▶ [Instructions for the task]:
All entries must be extracted exactly, with nothing added or dropped.

▶ [Dataset]:
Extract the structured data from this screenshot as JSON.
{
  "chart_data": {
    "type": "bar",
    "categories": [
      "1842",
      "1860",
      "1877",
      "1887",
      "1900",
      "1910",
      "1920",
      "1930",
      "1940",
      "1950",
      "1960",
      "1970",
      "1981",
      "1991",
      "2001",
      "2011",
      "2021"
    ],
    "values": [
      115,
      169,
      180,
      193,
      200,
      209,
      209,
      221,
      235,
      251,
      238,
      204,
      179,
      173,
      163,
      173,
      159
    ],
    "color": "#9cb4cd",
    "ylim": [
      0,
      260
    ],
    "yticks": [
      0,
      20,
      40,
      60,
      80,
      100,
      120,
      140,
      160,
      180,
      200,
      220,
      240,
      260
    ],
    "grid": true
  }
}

▶ [Reply]:
Extract the structured data from this screenshot as JSON.
{
  "chart_data": {
    "type": "bar",
    "categories": [
      "1842",
      "1860",
      "1877",
      "1887",
      "1900",
      "1910",
      "1920",
      "1930",
      "1940",
      "1950",
      "1960",
      "1970",
      "1981",
      "1991",
      "2001",
      "2011",
      "2021"
    ],
    "values": [
      115,
      169,
      180,
      193,
      200,
      209,
      209,
      221,
      235,
      251,
      238,
      204,
      179,
      173,
      163,
      173,
      159
    ],
    "color": "#9cb4cd",
    "ylim": [
      0,
      260
    ],
    "yticks": [
      0,
      20,
      40,
      60,
      80,
      100,
      120,
      140,
      160,
      180,
      200,
      220,
      240,
      260
    ],
    "grid": true
  }
}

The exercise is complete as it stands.